* _What the task requires_
Reproduce every line of the items below word for word, leaving out the pictures.

# Start of Dataset content

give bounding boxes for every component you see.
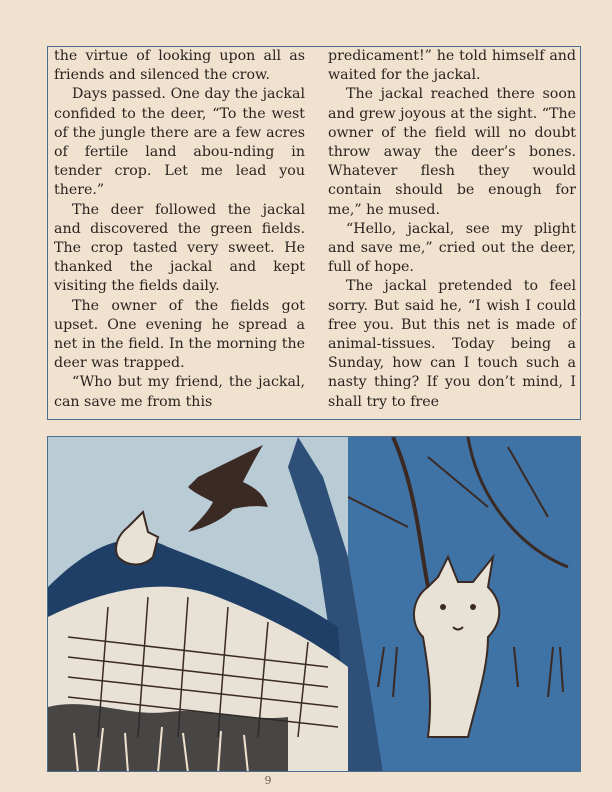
paragraph: The deer followed the jackal and discovered the green fields. The crop tasted very sweet. He thanked the jackal and kept visiting the fields daily. (54, 201, 305, 295)
page-number: 9 (264, 774, 272, 787)
right-text-column (328, 47, 576, 412)
paragraph: “Who but my friend, the jackal, can save me from this (54, 374, 305, 410)
paragraph: predicament!” he told himself and waited for the jackal. (328, 48, 576, 84)
paragraph: Days passed. One day the jackal confided to the deer, “To the west of the jungle there are a few acres of fertile land abou-nding in tender crop. Let me lead you there.” (54, 86, 305, 199)
left-text-column (54, 47, 305, 412)
paragraph: “Hello, jackal, see my plight and save me,” cried out the deer, full of hope. (328, 220, 576, 276)
story-illustration (47, 436, 581, 772)
story-text-frame (47, 46, 581, 420)
paragraph: The jackal reached there soon and grew joyous at the sight. “The owner of the field will no doubt throw away the deer’s bones. Whatever flesh they would contain should be enough for me,” he mused. (328, 86, 576, 218)
illustration-artwork (48, 437, 581, 772)
paragraph: the virtue of looking upon all as friends and silenced the crow. (54, 48, 305, 84)
paragraph: The jackal pretended to feel sorry. But said he, “I wish I could free you. But this net is made of animal-tissues. Today being a Sunday, how can I touch such a nasty thing? If you don’t mind, I shall try to free (328, 278, 576, 410)
paragraph: The owner of the fields got upset. One evening he spread a net in the field. In the morning the deer was trapped. (54, 297, 305, 372)
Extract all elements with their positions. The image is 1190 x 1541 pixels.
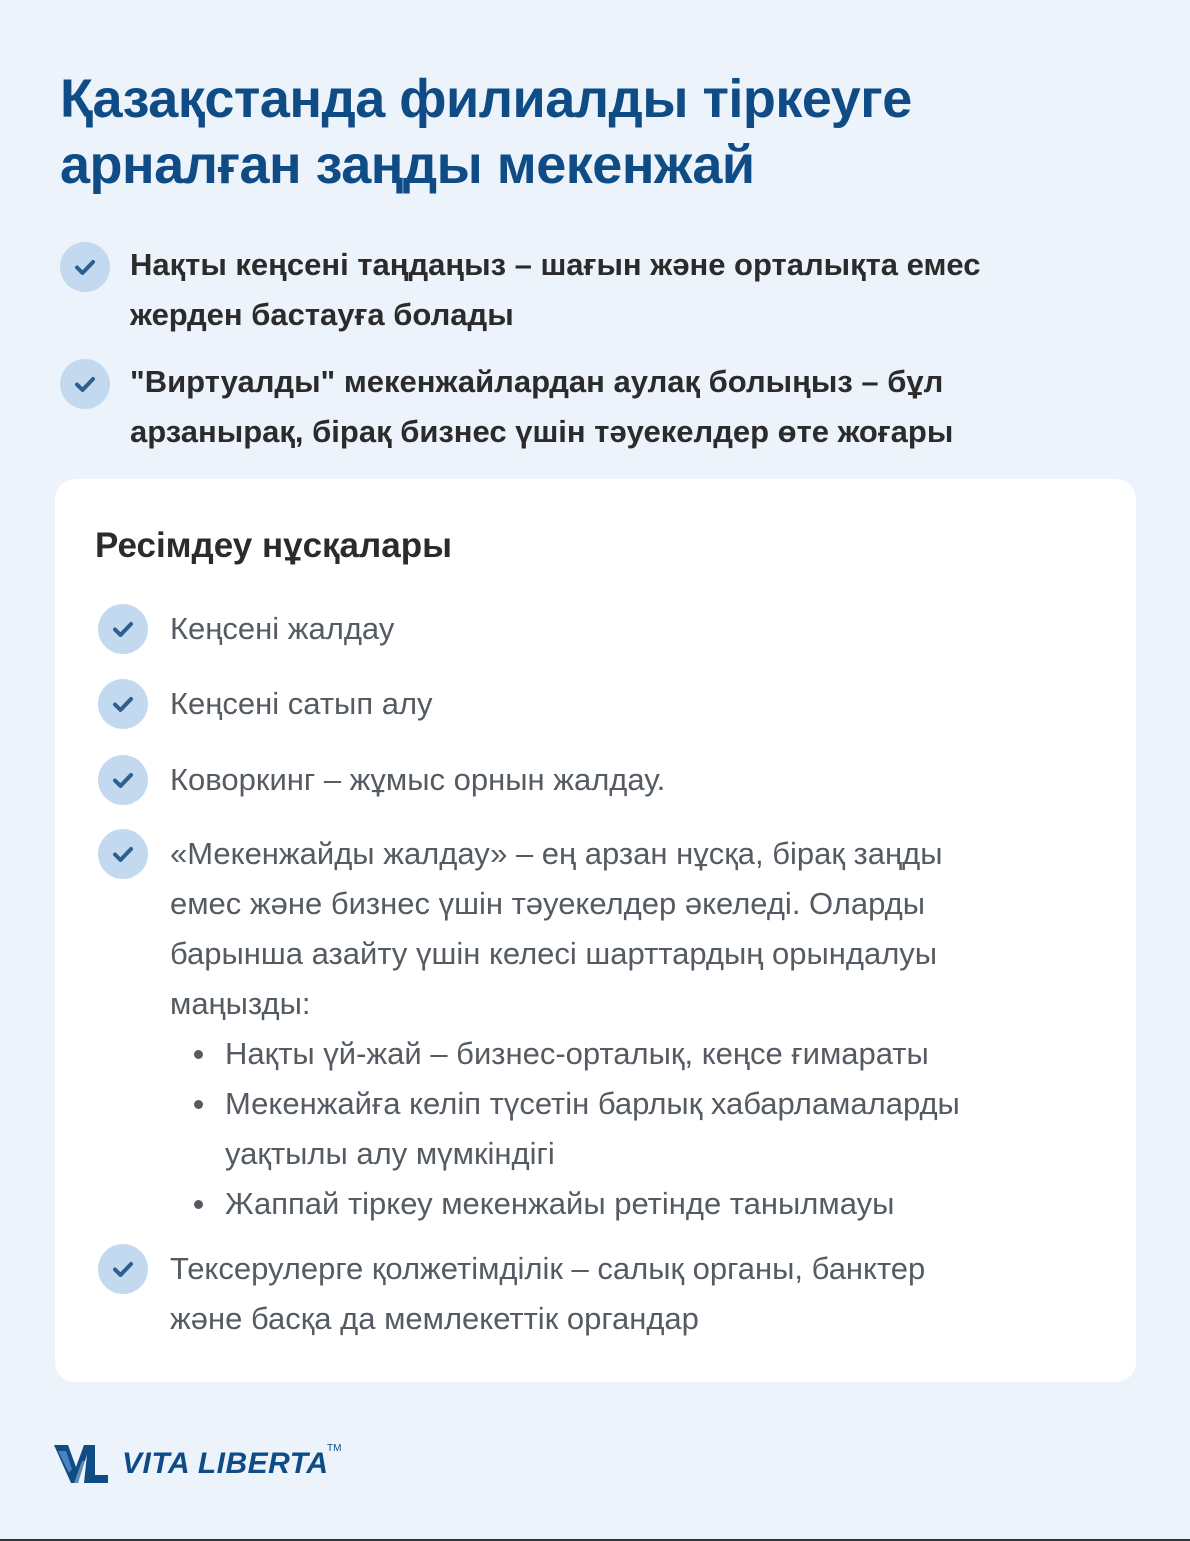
option-text xyxy=(170,829,1098,1029)
check-icon xyxy=(60,242,110,292)
tip-text xyxy=(130,240,1140,340)
tip-line: арзанырақ, бірақ бизнес үшін тәуекелдер өте жоғары xyxy=(130,414,954,449)
tip-line: жерден бастауға болады xyxy=(130,297,514,332)
vita-liberta-logo-icon xyxy=(54,1443,108,1485)
brand-name: VITA LIBERTA xyxy=(122,1447,329,1480)
condition-line: Нақты үй-жай – бизнес-орталық, кеңсе ғимараты xyxy=(225,1036,929,1071)
check-icon xyxy=(60,359,110,409)
check-icon xyxy=(98,755,148,805)
option-text xyxy=(170,1244,1098,1344)
check-icon xyxy=(98,604,148,654)
options-card xyxy=(55,479,1136,1382)
option-line: және басқа да мемлекеттік органдар xyxy=(170,1301,699,1336)
option-line: емес және бизнес үшін тәуекелдер әкеледі. Оларды xyxy=(170,886,926,921)
tip-line: Нақты кеңсені таңдаңыз – шағын және орталықта емес xyxy=(130,247,981,282)
page-title xyxy=(60,66,1140,198)
trademark-mark: TM xyxy=(327,1443,342,1454)
bullet-icon xyxy=(194,1050,203,1059)
option-item xyxy=(98,755,1098,805)
option-text: Кеңсені сатып алу xyxy=(170,686,433,721)
check-icon xyxy=(98,1244,148,1294)
option-text: Коворкинг – жұмыс орнын жалдау. xyxy=(170,762,666,797)
tip-text xyxy=(130,357,1140,457)
option-line: Тексерулерге қолжетімділік – салық органы, банктер xyxy=(170,1251,926,1286)
option-text: Кеңсені жалдау xyxy=(170,611,395,646)
tip-item xyxy=(60,240,1140,340)
check-icon xyxy=(98,829,148,879)
tips-list xyxy=(60,240,1140,474)
condition-item xyxy=(170,1179,1098,1229)
condition-line: Жаппай тіркеу мекенжайы ретінде танылмауы xyxy=(225,1186,895,1221)
option-item xyxy=(98,604,1098,654)
title-line-2: арналған заңды мекенжай xyxy=(60,135,755,195)
check-icon xyxy=(98,679,148,729)
condition-line: уақтылы алу мүмкіндігі xyxy=(225,1136,555,1171)
title-line-1: Қазақстанда филиалды тіркеуге xyxy=(60,69,912,129)
bullet-icon xyxy=(194,1100,203,1109)
condition-item xyxy=(170,1029,1098,1079)
option-line: «Мекенжайды жалдау» – ең арзан нұсқа, бірақ заңды xyxy=(170,836,943,871)
bullet-icon xyxy=(194,1200,203,1209)
tip-item xyxy=(60,357,1140,457)
condition-list xyxy=(170,1029,1098,1229)
tip-line: "Виртуалды" мекенжайлардан аулақ болыңыз – бұл xyxy=(130,364,944,399)
option-item xyxy=(98,1244,1098,1344)
option-line: барынша азайту үшін келесі шарттардың орындалуы xyxy=(170,936,938,971)
condition-line: Мекенжайға келіп түсетін барлық хабарламаларды xyxy=(225,1086,960,1121)
card-title: Ресімдеу нұсқалары xyxy=(95,526,452,565)
option-item xyxy=(98,829,1098,1229)
option-item xyxy=(98,679,1098,729)
option-line: маңызды: xyxy=(170,986,311,1021)
condition-item xyxy=(170,1079,1098,1179)
brand-logo xyxy=(54,1443,342,1485)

# End of Dataset content

* _Result_
give bounding boxes for every component you see.
paragraph: The deer followed the jackal and discovered the green fields. The crop tasted very sweet. He thanked the jackal and kept visiting the fields daily. (54, 201, 305, 295)
page-number: 9 (264, 774, 272, 787)
right-text-column (328, 47, 576, 412)
paragraph: “Who but my friend, the jackal, can save me from this (54, 374, 305, 410)
paragraph: predicament!” he told himself and waited for the jackal. (328, 48, 576, 84)
paragraph: Days passed. One day the jackal confided to the deer, “To the west of the jungle there are a few acres of fertile land abou-nding in tender crop. Let me lead you there.” (54, 86, 305, 199)
left-text-column (54, 47, 305, 412)
paragraph: “Hello, jackal, see my plight and save me,” cried out the deer, full of hope. (328, 220, 576, 276)
story-illustration (47, 436, 581, 772)
story-text-frame (47, 46, 581, 420)
paragraph: The jackal reached there soon and grew joyous at the sight. “The owner of the field will no doubt throw away the deer’s bones. Whatever flesh they would contain should be enough for me,” he mused. (328, 86, 576, 218)
illustration-artwork (48, 437, 581, 772)
paragraph: the virtue of looking upon all as friends and silenced the crow. (54, 48, 305, 84)
paragraph: The jackal pretended to feel sorry. But said he, “I wish I could free you. But this net is made of animal-tissues. Today being a Sunday, how can I touch such a nasty thing? If you don’t mind, I shall try to free (328, 278, 576, 410)
paragraph: The owner of the fields got upset. One evening he spread a net in the field. In the morning the deer was trapped. (54, 297, 305, 372)
Extract all elements with their positions. The image is 1190 x 1541 pixels.
option-text xyxy=(170,829,1098,1029)
check-icon xyxy=(60,242,110,292)
tip-text xyxy=(130,240,1140,340)
tip-line: арзанырақ, бірақ бизнес үшін тәуекелдер өте жоғары xyxy=(130,414,954,449)
tip-line: жерден бастауға болады xyxy=(130,297,514,332)
vita-liberta-logo-icon xyxy=(54,1443,108,1485)
brand-name: VITA LIBERTA xyxy=(122,1447,329,1480)
condition-line: Нақты үй-жай – бизнес-орталық, кеңсе ғимараты xyxy=(225,1036,929,1071)
check-icon xyxy=(60,359,110,409)
check-icon xyxy=(98,755,148,805)
option-text xyxy=(170,1244,1098,1344)
check-icon xyxy=(98,604,148,654)
options-card xyxy=(55,479,1136,1382)
option-line: және басқа да мемлекеттік органдар xyxy=(170,1301,699,1336)
option-line: емес және бизнес үшін тәуекелдер әкеледі. Оларды xyxy=(170,886,926,921)
tip-line: Нақты кеңсені таңдаңыз – шағын және орталықта емес xyxy=(130,247,981,282)
page-title xyxy=(60,66,1140,198)
trademark-mark: TM xyxy=(327,1443,342,1454)
bullet-icon xyxy=(194,1050,203,1059)
option-item xyxy=(98,755,1098,805)
option-text: Кеңсені сатып алу xyxy=(170,686,433,721)
check-icon xyxy=(98,1244,148,1294)
option-text: Коворкинг – жұмыс орнын жалдау. xyxy=(170,762,666,797)
tip-text xyxy=(130,357,1140,457)
option-line: Тексерулерге қолжетімділік – салық органы, банктер xyxy=(170,1251,926,1286)
option-text: Кеңсені жалдау xyxy=(170,611,395,646)
tip-item xyxy=(60,240,1140,340)
check-icon xyxy=(98,829,148,879)
tips-list xyxy=(60,240,1140,474)
condition-item xyxy=(170,1179,1098,1229)
condition-line: Жаппай тіркеу мекенжайы ретінде танылмауы xyxy=(225,1186,895,1221)
option-item xyxy=(98,604,1098,654)
title-line-2: арналған заңды мекенжай xyxy=(60,135,755,195)
check-icon xyxy=(98,679,148,729)
condition-line: уақтылы алу мүмкіндігі xyxy=(225,1136,555,1171)
title-line-1: Қазақстанда филиалды тіркеуге xyxy=(60,69,912,129)
bullet-icon xyxy=(194,1100,203,1109)
condition-item xyxy=(170,1029,1098,1079)
option-line: «Мекенжайды жалдау» – ең арзан нұсқа, бірақ заңды xyxy=(170,836,943,871)
bullet-icon xyxy=(194,1200,203,1209)
tip-item xyxy=(60,357,1140,457)
condition-list xyxy=(170,1029,1098,1229)
tip-line: "Виртуалды" мекенжайлардан аулақ болыңыз – бұл xyxy=(130,364,944,399)
option-item xyxy=(98,1244,1098,1344)
option-line: барынша азайту үшін келесі шарттардың орындалуы xyxy=(170,936,938,971)
condition-line: Мекенжайға келіп түсетін барлық хабарламаларды xyxy=(225,1086,960,1121)
card-title: Ресімдеу нұсқалары xyxy=(95,526,452,565)
option-item xyxy=(98,829,1098,1229)
option-item xyxy=(98,679,1098,729)
option-line: маңызды: xyxy=(170,986,311,1021)
condition-item xyxy=(170,1079,1098,1179)
brand-logo xyxy=(54,1443,342,1485)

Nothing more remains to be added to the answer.